Required work:
Lines that hold the word "subheading" should be located and copied.

Dataset records:
┏━━

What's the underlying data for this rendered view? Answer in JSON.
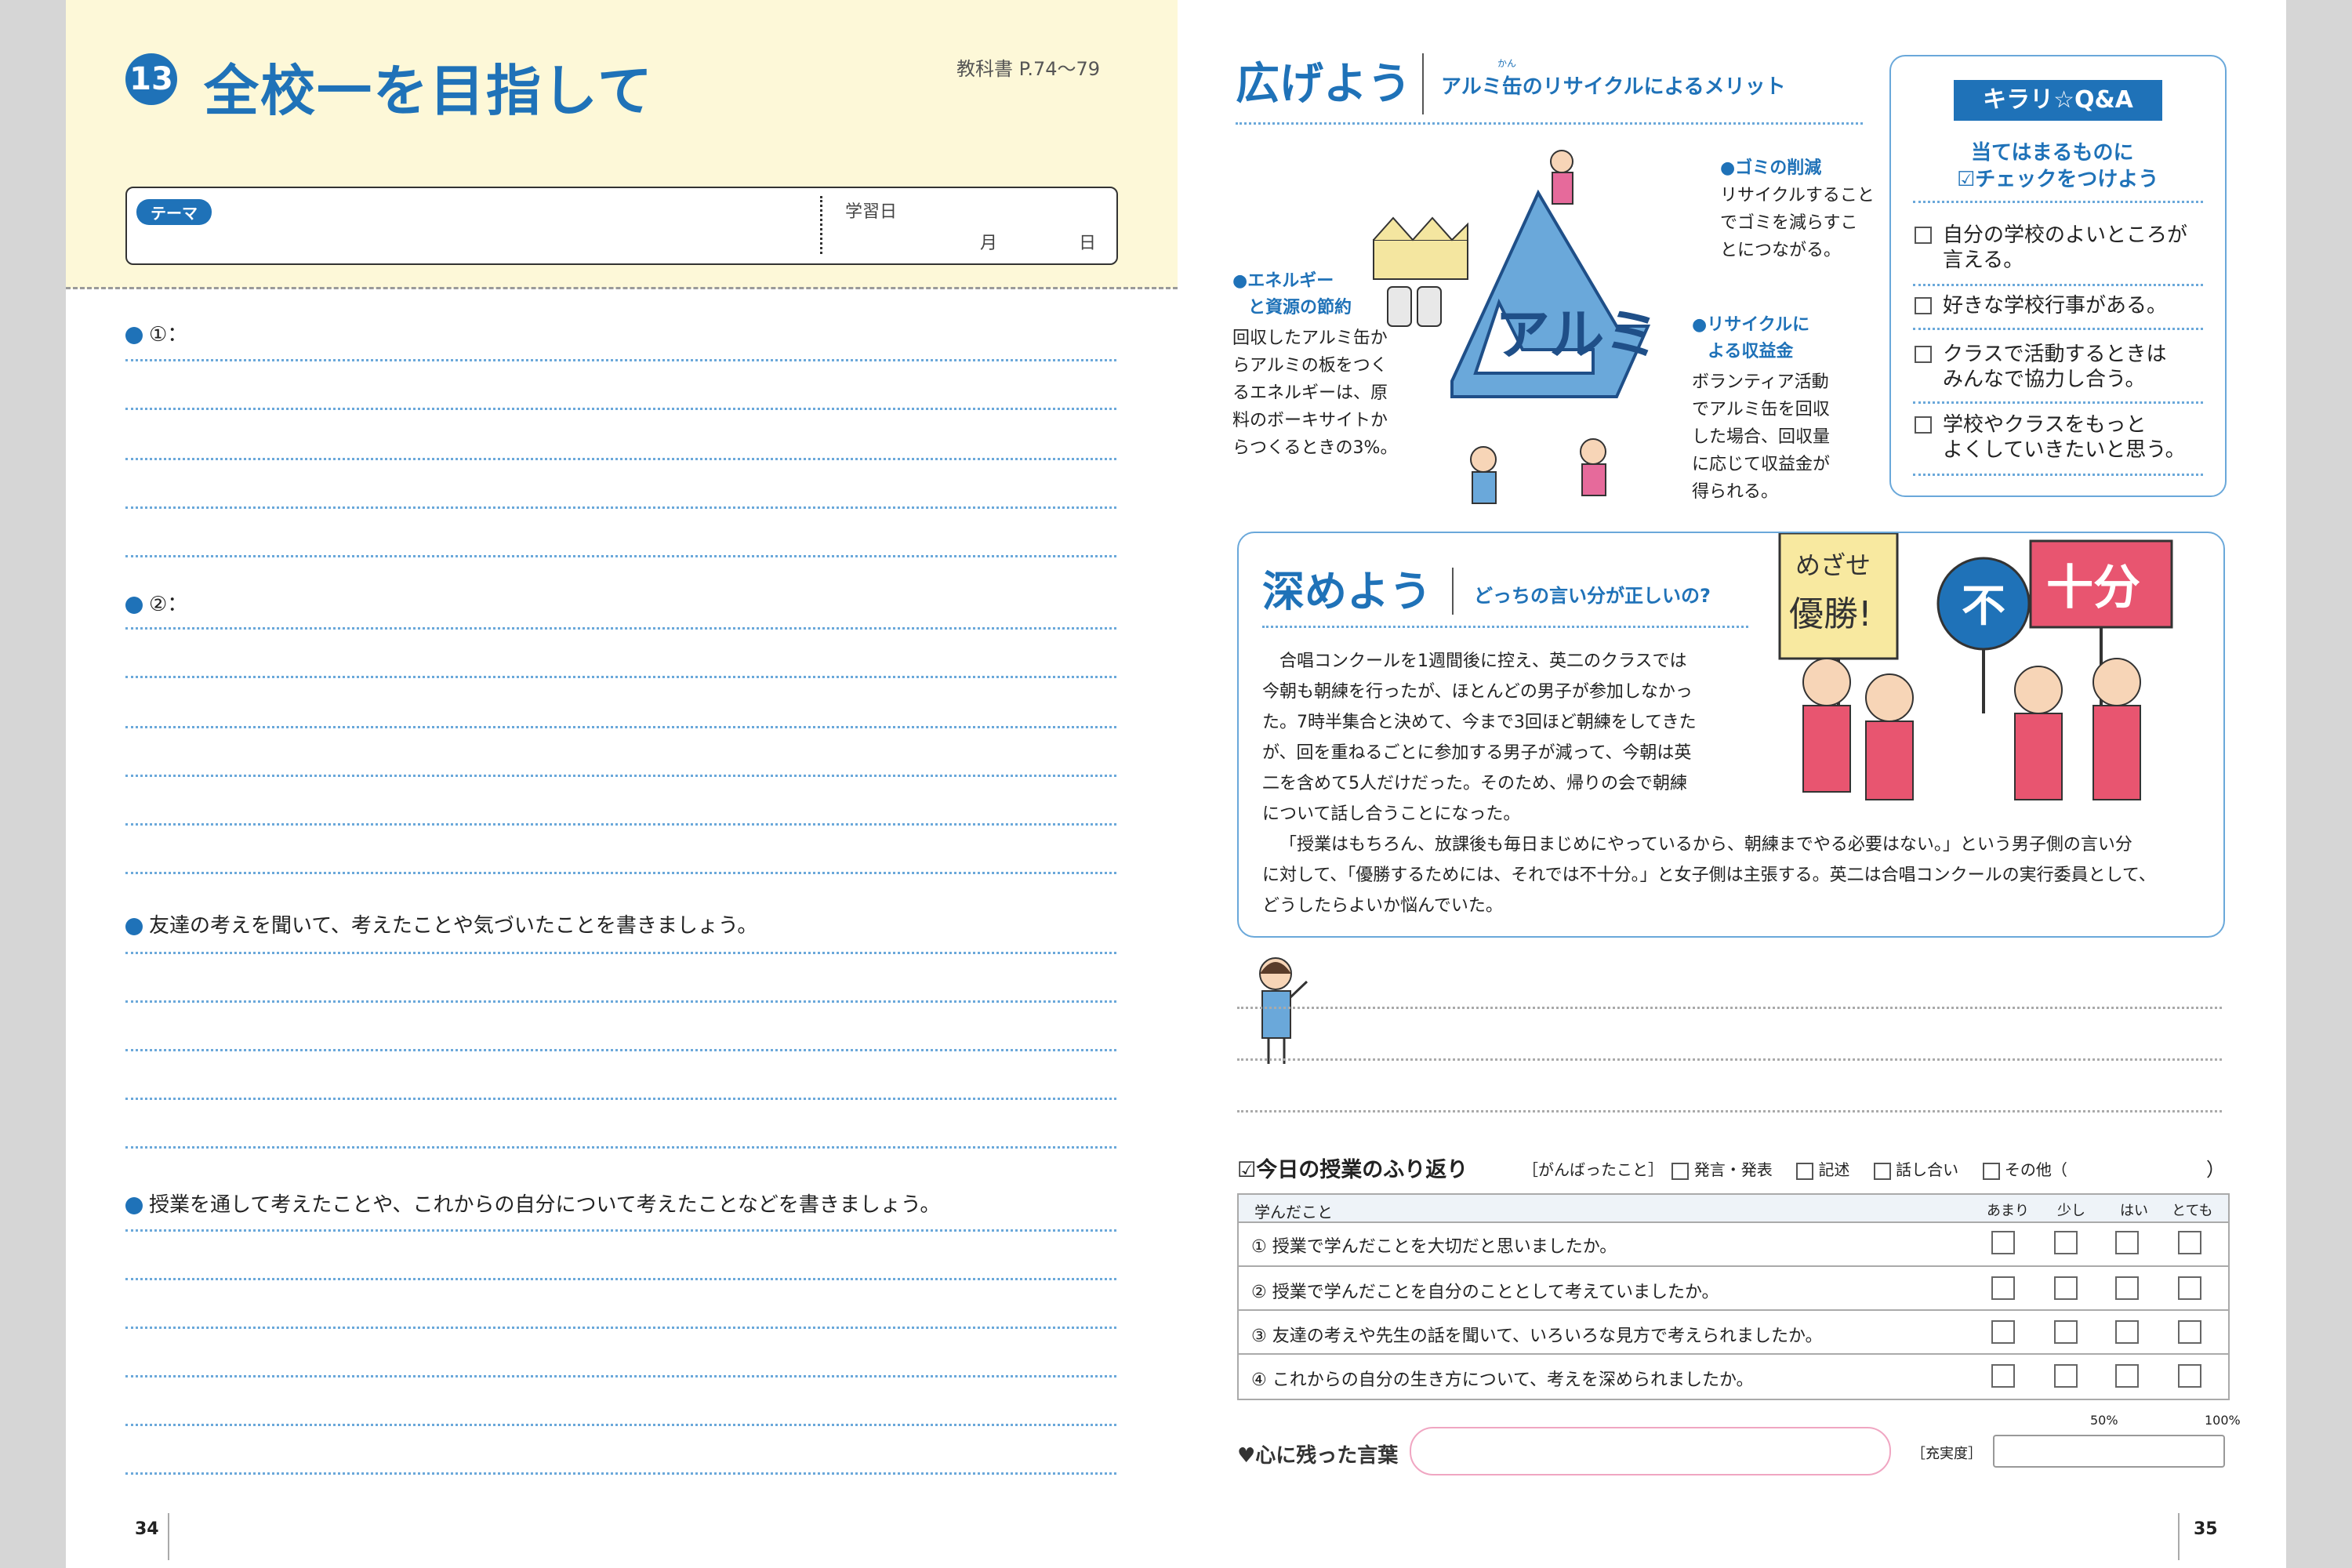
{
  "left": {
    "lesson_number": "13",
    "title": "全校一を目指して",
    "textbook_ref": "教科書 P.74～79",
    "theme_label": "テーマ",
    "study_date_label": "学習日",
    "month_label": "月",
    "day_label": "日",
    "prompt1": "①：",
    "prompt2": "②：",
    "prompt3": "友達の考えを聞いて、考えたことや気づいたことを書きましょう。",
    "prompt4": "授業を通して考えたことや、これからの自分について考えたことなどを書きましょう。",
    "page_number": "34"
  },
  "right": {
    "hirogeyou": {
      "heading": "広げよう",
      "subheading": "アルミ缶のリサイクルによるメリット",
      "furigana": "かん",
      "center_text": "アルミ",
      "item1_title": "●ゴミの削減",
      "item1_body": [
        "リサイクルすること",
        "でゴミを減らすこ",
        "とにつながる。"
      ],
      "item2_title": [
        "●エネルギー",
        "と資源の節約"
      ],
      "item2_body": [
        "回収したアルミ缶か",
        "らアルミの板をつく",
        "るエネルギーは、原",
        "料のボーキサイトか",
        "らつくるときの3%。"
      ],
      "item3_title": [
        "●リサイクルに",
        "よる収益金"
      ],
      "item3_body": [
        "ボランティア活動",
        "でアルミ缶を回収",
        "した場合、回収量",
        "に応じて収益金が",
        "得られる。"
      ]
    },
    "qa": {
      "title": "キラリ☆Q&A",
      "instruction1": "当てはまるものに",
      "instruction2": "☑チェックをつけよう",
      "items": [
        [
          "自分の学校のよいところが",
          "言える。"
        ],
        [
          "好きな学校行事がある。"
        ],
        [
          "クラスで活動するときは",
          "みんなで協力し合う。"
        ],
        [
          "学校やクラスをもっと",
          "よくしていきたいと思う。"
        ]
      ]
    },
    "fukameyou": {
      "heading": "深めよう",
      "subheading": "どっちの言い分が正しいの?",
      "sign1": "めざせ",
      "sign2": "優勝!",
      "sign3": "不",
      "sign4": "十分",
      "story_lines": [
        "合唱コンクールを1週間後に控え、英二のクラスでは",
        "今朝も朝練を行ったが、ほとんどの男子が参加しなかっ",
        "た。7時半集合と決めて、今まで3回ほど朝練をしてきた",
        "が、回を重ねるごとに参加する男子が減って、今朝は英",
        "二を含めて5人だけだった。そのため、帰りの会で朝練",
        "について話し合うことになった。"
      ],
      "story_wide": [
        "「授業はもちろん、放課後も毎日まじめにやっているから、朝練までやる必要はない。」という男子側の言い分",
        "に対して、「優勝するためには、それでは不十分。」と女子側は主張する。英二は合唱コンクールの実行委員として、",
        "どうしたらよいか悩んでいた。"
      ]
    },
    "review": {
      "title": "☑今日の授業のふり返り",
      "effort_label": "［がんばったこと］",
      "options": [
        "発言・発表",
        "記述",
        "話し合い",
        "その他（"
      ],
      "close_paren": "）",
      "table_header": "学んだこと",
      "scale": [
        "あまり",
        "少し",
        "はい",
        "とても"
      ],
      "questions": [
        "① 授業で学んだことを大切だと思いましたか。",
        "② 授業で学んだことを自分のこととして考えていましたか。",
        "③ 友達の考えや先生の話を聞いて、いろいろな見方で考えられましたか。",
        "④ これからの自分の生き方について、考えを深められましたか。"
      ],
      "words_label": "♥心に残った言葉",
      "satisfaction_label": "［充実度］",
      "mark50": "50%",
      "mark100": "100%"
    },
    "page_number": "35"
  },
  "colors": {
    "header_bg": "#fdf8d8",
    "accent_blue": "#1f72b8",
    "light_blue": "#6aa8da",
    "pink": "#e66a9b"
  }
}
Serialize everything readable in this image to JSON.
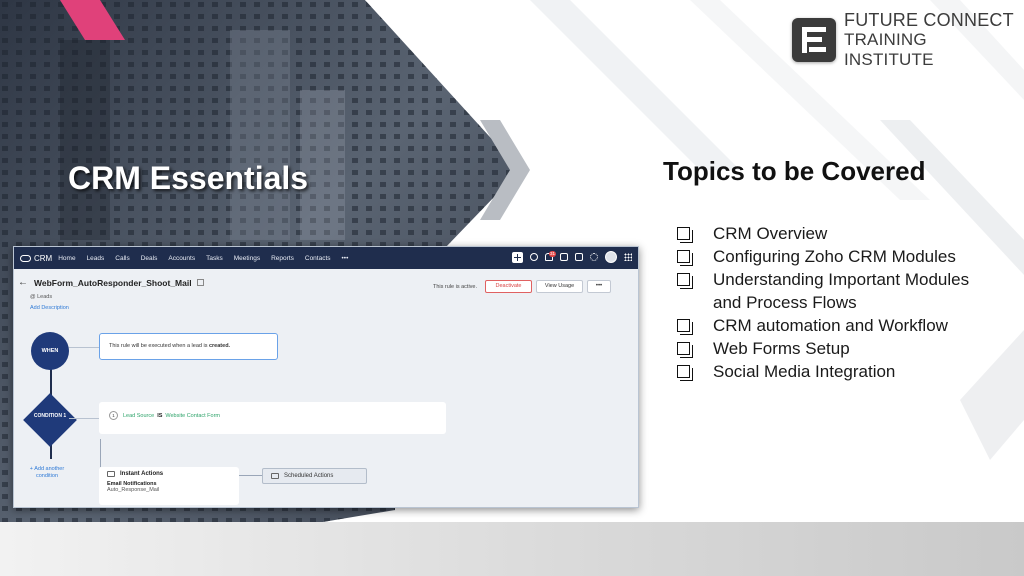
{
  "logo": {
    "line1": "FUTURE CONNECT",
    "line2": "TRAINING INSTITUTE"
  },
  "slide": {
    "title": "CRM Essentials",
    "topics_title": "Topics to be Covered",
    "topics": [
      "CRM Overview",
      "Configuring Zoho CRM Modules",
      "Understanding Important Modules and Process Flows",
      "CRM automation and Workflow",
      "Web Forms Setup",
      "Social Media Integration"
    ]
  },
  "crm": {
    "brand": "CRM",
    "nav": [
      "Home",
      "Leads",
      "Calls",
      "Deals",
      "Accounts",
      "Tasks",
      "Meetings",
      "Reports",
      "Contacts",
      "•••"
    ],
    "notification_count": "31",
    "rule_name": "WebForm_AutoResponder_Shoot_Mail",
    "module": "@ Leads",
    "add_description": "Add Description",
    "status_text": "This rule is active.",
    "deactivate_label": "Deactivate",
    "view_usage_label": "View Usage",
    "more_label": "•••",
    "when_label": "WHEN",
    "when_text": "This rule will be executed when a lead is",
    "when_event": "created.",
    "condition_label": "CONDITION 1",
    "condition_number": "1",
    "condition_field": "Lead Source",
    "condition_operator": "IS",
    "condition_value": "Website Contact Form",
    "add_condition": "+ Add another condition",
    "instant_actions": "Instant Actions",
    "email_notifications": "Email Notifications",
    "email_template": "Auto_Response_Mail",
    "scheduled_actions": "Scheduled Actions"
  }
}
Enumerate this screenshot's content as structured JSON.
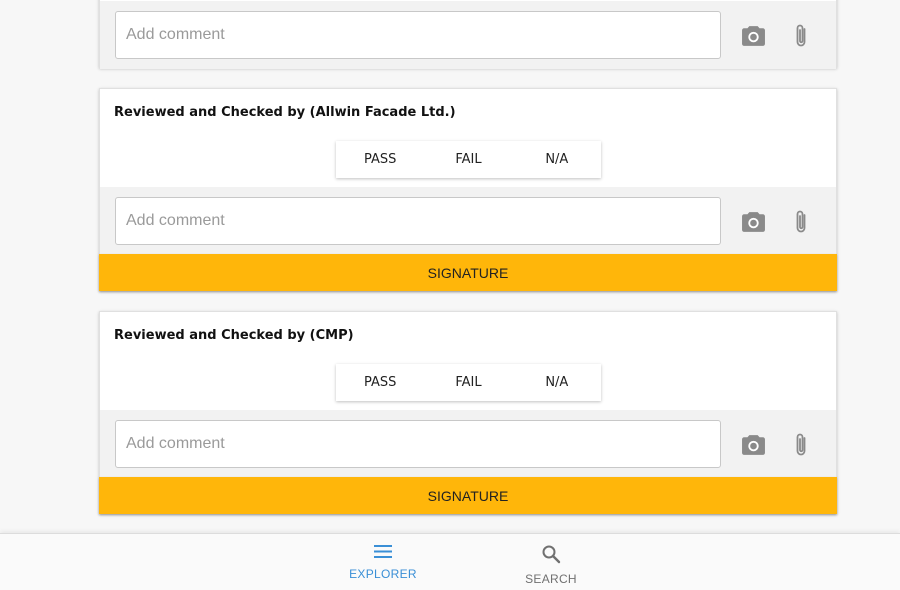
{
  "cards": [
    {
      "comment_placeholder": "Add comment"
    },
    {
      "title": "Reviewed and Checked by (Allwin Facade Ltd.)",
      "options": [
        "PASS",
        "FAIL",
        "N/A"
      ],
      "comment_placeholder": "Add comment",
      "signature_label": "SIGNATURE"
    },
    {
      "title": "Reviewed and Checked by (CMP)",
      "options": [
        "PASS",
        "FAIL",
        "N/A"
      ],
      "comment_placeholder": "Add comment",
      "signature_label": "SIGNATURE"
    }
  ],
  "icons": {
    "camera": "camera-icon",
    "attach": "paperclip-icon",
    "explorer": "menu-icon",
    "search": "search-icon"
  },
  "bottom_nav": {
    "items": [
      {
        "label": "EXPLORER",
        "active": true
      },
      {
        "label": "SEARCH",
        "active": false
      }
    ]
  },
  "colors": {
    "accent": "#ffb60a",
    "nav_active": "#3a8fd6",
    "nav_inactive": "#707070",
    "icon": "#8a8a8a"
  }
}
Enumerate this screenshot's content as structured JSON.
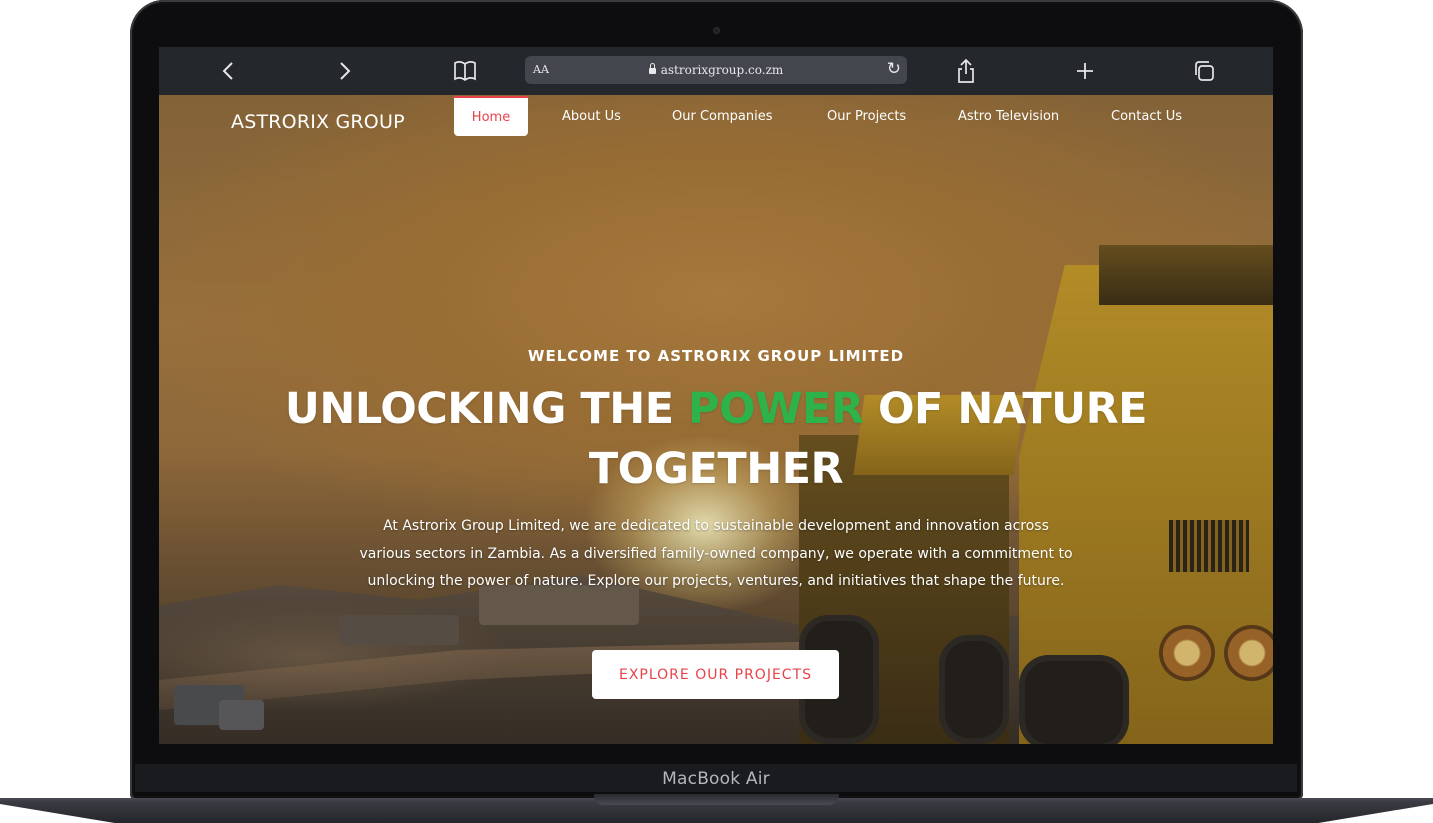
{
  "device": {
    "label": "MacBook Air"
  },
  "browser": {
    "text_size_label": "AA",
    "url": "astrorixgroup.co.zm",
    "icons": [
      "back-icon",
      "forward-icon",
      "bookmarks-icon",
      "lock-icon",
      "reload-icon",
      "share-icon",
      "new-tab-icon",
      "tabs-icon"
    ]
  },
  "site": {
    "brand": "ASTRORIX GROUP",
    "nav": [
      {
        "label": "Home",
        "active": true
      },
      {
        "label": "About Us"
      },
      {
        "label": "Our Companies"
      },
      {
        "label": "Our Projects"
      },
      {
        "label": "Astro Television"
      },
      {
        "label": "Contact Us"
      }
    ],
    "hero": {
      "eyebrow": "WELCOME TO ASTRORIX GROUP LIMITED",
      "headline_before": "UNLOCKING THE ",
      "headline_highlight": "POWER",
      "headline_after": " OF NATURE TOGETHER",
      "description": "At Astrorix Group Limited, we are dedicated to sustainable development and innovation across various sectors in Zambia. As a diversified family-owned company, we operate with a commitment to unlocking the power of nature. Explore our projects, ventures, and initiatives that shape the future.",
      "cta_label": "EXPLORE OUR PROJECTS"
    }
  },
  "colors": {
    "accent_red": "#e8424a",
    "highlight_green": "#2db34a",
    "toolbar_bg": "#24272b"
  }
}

┗━━

Solution for this task:
      "subheading": "アルミ缶のリサイクルによるメリット",
      "subheading": "どっちの言い分が正しいの?",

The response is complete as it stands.